[ENTRIES]:

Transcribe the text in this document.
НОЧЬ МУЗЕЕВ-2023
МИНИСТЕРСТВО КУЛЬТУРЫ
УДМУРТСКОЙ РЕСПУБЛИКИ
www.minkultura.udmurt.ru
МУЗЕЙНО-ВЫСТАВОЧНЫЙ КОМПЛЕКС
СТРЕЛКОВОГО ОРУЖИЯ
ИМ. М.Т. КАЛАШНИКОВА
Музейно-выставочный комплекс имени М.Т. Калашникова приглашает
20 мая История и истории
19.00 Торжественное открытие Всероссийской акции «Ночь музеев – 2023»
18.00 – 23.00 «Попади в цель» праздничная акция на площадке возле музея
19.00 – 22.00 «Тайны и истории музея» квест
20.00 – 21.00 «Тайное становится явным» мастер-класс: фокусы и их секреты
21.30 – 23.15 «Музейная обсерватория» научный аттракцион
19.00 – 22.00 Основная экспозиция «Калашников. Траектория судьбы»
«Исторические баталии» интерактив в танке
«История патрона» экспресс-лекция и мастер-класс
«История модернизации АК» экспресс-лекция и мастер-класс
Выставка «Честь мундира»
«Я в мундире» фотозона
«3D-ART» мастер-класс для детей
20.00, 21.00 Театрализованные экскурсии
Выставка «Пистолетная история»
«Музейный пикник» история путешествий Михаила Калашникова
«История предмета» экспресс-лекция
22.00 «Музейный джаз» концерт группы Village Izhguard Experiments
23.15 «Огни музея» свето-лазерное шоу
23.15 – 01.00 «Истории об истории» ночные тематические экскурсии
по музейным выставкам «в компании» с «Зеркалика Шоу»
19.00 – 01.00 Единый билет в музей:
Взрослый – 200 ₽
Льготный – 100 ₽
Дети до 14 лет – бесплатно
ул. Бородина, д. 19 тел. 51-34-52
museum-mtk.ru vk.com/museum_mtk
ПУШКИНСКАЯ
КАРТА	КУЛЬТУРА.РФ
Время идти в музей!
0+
* * *
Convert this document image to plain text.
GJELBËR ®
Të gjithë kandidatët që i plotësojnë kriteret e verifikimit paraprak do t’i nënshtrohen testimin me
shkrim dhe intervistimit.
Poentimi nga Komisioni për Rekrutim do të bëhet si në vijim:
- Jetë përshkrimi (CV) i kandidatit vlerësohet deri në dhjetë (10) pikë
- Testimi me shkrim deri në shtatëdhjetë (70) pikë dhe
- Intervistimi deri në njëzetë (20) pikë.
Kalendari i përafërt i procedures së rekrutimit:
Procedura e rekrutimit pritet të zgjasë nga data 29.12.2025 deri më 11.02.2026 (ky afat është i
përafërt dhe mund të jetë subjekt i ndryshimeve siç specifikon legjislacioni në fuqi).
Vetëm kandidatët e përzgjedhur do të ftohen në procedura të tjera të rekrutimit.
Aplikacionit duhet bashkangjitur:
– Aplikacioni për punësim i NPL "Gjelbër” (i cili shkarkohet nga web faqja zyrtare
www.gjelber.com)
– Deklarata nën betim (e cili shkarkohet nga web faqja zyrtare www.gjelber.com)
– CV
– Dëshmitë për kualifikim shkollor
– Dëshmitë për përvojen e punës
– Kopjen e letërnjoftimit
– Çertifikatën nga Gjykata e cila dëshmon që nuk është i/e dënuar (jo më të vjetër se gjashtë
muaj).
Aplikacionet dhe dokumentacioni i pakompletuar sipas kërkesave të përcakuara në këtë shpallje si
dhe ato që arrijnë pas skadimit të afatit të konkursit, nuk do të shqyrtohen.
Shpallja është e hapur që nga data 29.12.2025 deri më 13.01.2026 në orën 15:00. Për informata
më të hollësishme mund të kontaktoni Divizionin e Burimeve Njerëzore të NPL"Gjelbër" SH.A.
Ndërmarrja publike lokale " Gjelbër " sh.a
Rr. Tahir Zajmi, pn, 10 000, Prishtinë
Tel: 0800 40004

[WRITTEN PROBLEM]: Write out every line from the entries where "класс" appears.

[RESPONSE FOR THIS EXERCISE]:
20.00 – 21.00 «Тайное становится явным» мастер-класс: фокусы и их секреты
«История патрона» экспресс-лекция и мастер-класс
«История модернизации АК» экспресс-лекция и мастер-класс
«3D-ART» мастер-класс для детей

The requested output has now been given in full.